Can you output the records below exactly as they are written?

A block of data:
###

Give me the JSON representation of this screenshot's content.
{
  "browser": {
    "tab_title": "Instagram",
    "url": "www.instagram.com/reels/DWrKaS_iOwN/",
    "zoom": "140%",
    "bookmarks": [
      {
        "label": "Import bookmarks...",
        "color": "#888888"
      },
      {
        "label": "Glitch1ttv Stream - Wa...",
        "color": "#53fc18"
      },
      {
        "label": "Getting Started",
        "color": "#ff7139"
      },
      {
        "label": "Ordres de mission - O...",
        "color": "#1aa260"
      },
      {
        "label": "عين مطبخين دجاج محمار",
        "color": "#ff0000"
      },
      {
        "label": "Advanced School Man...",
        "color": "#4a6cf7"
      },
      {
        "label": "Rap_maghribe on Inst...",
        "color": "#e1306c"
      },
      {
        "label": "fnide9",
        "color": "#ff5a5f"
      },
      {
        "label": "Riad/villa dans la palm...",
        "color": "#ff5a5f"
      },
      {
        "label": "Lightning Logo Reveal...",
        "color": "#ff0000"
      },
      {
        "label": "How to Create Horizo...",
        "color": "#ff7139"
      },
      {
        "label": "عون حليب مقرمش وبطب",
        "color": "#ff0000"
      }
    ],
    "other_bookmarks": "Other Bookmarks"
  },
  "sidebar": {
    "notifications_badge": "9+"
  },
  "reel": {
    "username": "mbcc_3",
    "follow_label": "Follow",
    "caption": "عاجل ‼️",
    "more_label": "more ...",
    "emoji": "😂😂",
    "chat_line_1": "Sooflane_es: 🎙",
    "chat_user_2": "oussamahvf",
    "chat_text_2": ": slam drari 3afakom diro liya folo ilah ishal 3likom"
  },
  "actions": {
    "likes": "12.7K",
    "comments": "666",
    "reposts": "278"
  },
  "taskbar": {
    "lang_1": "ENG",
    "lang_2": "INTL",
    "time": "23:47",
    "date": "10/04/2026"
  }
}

###

SOLUTION BELOW:
Give me the JSON representation of this screenshot's content.
{
  "browser": {
    "tab_title": "Instagram",
    "url": "www.instagram.com/reels/DWrKaS_iOwN/",
    "zoom": "140%",
    "bookmarks": [
      {
        "label": "Import bookmarks...",
        "color": "#888888"
      },
      {
        "label": "Glitch1ttv Stream - Wa...",
        "color": "#53fc18"
      },
      {
        "label": "Getting Started",
        "color": "#ff7139"
      },
      {
        "label": "Ordres de mission - O...",
        "color": "#1aa260"
      },
      {
        "label": "عين مطبخين دجاج محمار",
        "color": "#ff0000"
      },
      {
        "label": "Advanced School Man...",
        "color": "#4a6cf7"
      },
      {
        "label": "Rap_maghribe on Inst...",
        "color": "#e1306c"
      },
      {
        "label": "fnide9",
        "color": "#ff5a5f"
      },
      {
        "label": "Riad/villa dans la palm...",
        "color": "#ff5a5f"
      },
      {
        "label": "Lightning Logo Reveal...",
        "color": "#ff0000"
      },
      {
        "label": "How to Create Horizo...",
        "color": "#ff7139"
      },
      {
        "label": "عون حليب مقرمش وبطب",
        "color": "#ff0000"
      }
    ],
    "other_bookmarks": "Other Bookmarks"
  },
  "sidebar": {
    "notifications_badge": "9+"
  },
  "reel": {
    "username": "mbcc_3",
    "follow_label": "Follow",
    "caption": "عاجل ‼️",
    "more_label": "more ...",
    "emoji": "😂😂",
    "chat_line_1": "Sooflane_es: 🎙",
    "chat_user_2": "oussamahvf",
    "chat_text_2": ": slam drari 3afakom diro liya folo ilah ishal 3likom"
  },
  "actions": {
    "likes": "12.7K",
    "comments": "666",
    "reposts": "278"
  },
  "taskbar": {
    "lang_1": "ENG",
    "lang_2": "INTL",
    "time": "23:47",
    "date": "10/04/2026"
  }
}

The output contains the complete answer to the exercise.